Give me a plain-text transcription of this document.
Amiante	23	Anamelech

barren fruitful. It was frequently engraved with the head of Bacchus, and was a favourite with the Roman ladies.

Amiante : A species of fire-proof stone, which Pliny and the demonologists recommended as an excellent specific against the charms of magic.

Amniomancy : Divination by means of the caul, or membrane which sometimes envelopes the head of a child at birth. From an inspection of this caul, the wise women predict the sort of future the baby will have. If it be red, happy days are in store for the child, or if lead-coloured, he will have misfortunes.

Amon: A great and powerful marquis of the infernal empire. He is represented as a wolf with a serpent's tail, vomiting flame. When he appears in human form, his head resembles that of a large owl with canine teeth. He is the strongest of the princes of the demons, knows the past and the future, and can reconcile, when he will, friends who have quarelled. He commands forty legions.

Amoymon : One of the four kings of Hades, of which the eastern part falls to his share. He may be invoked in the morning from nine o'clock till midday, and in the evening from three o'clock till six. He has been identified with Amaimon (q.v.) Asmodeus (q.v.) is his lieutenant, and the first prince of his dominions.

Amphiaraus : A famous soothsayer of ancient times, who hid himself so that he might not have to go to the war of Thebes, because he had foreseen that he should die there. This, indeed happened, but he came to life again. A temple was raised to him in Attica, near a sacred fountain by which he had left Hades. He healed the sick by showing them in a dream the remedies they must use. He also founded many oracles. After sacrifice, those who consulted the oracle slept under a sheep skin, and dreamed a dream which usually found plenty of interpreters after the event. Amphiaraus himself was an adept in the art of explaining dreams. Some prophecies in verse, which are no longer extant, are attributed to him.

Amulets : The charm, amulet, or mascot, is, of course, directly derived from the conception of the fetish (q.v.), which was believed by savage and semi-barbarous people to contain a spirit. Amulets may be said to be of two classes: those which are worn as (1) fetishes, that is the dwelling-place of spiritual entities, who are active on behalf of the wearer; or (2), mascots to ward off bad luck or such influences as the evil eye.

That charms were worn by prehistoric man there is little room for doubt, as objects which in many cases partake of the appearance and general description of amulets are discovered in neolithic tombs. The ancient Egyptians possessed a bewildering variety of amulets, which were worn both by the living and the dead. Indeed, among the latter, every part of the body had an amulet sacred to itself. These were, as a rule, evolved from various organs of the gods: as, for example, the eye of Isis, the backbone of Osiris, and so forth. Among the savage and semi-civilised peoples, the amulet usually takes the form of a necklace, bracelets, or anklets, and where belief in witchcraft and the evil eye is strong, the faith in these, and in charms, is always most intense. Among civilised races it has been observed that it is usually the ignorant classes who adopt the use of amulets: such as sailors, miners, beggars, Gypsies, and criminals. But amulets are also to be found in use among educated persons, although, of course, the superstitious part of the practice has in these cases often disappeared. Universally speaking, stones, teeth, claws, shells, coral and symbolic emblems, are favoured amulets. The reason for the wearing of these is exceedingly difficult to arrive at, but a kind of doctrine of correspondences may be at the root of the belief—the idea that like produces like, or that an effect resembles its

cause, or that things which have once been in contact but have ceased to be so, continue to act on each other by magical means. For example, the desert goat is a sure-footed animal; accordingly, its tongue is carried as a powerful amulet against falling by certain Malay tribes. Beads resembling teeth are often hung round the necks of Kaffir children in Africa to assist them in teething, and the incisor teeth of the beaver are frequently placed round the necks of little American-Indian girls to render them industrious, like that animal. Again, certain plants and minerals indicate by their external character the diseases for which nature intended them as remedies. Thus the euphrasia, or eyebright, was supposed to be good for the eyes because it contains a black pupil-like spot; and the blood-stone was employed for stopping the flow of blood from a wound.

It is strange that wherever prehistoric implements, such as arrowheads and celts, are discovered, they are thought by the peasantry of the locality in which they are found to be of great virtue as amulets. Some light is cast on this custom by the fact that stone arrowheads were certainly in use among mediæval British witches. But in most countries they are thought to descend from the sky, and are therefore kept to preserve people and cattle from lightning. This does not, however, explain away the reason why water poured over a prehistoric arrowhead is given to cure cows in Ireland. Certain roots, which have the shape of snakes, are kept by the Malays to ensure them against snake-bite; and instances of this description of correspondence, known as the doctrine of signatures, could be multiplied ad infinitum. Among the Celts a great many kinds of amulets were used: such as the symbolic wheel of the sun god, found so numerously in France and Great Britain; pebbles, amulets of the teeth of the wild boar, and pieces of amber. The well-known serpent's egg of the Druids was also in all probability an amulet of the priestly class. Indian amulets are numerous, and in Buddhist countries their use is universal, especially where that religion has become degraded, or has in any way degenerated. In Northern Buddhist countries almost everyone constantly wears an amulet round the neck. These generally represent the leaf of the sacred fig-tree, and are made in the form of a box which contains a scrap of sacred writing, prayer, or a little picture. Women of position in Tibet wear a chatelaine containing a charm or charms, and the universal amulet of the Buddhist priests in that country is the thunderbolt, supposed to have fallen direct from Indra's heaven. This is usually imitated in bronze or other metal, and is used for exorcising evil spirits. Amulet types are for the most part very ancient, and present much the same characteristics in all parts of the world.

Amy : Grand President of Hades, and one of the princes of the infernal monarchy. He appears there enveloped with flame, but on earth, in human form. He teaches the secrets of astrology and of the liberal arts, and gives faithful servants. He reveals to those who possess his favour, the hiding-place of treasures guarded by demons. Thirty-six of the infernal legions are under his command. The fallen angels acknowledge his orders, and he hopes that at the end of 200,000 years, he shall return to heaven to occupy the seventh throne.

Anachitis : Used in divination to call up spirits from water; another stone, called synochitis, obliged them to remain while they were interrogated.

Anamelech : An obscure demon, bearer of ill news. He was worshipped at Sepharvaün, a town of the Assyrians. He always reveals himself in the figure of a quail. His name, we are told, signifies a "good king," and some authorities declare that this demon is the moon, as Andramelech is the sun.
******
To do —
Output nothing but the number of lines in the data containing the string "will".

Answer below —
2